▸ YOUR GOAL
Give the number of lines holding the string "plan", and nothing else.

▸ INPUT FOR THIS TASK
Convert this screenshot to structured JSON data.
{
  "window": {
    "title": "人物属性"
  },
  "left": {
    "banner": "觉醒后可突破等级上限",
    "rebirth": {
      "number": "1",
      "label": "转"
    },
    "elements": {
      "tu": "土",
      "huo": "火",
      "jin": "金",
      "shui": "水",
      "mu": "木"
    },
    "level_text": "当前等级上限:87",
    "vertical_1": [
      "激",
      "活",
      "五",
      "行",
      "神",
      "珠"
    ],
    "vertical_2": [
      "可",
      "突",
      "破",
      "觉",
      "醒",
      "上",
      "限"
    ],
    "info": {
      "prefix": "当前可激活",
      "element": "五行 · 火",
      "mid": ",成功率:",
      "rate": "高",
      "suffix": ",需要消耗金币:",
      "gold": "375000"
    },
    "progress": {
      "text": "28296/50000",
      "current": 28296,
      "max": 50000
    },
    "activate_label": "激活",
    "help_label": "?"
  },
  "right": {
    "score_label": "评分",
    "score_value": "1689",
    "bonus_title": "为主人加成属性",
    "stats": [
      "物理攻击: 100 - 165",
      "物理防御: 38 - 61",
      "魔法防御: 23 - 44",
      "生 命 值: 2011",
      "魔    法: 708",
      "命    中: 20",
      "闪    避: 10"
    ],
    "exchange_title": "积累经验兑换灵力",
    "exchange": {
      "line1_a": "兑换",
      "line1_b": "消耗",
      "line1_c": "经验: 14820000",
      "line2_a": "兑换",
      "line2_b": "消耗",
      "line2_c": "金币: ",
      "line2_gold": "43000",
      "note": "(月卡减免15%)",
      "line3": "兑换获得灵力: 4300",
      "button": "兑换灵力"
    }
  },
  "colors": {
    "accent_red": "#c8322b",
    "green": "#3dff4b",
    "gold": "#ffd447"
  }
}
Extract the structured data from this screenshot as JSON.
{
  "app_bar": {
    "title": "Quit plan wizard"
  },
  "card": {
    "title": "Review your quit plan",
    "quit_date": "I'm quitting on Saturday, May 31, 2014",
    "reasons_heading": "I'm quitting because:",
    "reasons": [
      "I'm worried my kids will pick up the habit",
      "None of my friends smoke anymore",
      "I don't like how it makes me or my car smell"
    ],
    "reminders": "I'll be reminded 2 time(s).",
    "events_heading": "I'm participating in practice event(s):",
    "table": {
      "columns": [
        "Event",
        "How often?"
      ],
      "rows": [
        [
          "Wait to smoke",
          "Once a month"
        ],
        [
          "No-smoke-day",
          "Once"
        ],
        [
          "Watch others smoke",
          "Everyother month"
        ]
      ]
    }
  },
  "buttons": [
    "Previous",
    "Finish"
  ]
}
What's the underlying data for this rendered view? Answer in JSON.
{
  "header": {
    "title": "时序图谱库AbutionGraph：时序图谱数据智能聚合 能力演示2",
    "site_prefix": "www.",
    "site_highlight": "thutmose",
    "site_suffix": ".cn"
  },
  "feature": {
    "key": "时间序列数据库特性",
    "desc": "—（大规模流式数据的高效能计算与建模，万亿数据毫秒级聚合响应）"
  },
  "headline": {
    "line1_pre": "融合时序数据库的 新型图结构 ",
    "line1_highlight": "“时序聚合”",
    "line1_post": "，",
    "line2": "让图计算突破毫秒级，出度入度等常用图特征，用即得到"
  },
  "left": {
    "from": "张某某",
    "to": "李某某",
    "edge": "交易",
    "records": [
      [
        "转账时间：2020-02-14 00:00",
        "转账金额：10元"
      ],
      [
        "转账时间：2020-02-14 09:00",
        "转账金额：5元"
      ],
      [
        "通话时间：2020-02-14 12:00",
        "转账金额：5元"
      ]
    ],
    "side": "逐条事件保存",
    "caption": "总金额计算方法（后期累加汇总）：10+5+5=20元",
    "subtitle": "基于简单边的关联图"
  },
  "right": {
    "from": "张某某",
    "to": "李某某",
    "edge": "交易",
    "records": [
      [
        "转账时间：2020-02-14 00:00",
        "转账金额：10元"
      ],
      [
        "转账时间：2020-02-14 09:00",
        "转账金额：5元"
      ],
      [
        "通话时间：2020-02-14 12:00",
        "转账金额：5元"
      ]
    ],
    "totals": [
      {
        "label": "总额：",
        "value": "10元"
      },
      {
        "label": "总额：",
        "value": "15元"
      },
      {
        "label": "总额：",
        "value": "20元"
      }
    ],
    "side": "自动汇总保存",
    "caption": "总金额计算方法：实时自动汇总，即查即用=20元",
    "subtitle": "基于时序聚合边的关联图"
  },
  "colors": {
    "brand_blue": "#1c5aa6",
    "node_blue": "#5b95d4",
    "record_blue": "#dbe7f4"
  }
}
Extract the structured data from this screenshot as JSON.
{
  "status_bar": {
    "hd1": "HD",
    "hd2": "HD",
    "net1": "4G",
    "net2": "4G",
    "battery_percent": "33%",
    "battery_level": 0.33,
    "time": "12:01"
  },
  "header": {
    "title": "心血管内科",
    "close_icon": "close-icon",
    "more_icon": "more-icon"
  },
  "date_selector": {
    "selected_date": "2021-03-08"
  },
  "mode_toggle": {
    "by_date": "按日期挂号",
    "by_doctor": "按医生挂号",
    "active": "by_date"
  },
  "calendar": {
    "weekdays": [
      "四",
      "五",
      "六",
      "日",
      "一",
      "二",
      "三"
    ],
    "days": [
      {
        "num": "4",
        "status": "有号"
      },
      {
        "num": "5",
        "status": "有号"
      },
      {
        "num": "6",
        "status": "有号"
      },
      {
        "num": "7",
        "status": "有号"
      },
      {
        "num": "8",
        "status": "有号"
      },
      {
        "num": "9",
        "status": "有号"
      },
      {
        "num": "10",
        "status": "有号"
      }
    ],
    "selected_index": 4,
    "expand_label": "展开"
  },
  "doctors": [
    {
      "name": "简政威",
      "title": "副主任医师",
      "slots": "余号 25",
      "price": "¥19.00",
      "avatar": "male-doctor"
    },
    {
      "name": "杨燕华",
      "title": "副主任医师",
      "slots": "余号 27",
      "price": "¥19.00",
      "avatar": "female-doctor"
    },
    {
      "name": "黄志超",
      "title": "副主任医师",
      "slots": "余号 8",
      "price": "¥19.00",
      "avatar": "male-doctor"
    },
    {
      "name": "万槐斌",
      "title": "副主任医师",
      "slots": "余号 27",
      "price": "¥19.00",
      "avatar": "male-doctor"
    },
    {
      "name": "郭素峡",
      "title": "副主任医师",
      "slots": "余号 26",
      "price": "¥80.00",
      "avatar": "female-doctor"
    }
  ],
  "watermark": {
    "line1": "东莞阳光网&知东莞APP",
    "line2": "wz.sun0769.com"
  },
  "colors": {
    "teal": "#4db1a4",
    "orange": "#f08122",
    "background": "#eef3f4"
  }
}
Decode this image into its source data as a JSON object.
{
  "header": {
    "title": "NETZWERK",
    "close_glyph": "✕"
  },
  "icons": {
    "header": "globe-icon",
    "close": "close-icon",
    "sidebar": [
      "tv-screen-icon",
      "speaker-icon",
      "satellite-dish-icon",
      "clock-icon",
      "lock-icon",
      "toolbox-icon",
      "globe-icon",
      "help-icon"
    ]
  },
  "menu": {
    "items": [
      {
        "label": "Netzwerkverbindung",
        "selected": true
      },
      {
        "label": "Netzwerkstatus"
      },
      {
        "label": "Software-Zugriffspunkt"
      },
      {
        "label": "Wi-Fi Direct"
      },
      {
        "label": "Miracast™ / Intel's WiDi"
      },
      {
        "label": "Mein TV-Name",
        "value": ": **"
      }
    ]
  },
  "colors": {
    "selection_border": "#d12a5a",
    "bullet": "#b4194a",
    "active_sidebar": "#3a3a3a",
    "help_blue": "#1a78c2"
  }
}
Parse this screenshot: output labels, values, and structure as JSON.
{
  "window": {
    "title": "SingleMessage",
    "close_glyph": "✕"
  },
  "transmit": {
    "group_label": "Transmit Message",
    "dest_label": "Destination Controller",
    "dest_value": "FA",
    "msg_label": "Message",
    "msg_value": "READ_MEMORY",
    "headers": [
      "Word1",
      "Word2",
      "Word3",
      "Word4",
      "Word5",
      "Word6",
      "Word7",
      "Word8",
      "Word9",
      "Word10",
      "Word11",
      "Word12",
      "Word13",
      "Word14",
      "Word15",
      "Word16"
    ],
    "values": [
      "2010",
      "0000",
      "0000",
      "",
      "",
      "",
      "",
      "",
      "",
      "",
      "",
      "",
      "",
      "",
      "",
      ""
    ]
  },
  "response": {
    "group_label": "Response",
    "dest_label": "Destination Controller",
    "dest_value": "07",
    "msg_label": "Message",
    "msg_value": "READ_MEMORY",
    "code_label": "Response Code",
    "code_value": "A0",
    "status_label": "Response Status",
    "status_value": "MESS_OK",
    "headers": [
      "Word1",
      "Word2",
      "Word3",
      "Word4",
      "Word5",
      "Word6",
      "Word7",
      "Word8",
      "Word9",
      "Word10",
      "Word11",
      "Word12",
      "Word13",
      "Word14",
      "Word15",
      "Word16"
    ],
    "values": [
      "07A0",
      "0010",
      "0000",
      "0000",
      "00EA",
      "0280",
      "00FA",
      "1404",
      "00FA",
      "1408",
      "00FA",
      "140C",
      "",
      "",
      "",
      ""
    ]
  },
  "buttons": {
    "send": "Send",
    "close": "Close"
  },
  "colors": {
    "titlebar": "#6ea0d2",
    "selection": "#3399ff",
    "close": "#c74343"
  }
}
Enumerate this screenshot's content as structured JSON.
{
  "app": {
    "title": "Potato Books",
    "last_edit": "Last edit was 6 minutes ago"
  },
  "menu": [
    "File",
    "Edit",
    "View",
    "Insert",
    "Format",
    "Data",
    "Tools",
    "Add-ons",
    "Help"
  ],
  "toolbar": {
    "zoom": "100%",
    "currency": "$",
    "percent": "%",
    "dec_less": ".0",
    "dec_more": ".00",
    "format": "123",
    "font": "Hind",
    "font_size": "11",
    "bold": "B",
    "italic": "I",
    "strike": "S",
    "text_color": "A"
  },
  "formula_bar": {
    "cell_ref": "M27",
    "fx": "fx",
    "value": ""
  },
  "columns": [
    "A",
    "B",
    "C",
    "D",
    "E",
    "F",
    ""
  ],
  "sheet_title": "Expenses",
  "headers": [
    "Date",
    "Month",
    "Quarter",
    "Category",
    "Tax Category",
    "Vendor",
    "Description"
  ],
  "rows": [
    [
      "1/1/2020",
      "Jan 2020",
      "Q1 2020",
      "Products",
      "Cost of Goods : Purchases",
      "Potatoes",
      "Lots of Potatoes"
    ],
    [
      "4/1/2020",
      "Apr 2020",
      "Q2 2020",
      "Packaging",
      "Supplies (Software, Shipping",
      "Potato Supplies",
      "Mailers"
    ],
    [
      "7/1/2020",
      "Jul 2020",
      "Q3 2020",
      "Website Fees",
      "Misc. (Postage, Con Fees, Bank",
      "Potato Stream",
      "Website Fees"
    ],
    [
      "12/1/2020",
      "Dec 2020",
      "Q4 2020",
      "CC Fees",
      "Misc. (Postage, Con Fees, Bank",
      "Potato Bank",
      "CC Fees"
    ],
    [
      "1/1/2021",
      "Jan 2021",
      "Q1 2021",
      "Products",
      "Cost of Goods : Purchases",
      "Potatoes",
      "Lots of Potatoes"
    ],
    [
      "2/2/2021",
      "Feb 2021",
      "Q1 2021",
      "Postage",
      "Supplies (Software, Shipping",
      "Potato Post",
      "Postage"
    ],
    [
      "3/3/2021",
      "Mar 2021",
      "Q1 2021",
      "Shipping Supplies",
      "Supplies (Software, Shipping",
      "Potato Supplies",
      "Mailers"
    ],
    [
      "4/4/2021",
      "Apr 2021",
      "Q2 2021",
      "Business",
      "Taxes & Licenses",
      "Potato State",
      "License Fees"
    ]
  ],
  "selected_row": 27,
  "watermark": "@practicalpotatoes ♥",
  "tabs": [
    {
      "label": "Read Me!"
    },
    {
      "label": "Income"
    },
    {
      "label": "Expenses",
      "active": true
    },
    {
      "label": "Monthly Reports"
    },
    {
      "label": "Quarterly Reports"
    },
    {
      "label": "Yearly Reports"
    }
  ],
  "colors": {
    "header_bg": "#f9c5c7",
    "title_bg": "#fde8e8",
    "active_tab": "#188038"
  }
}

▸ COMPLETE ANSWER
2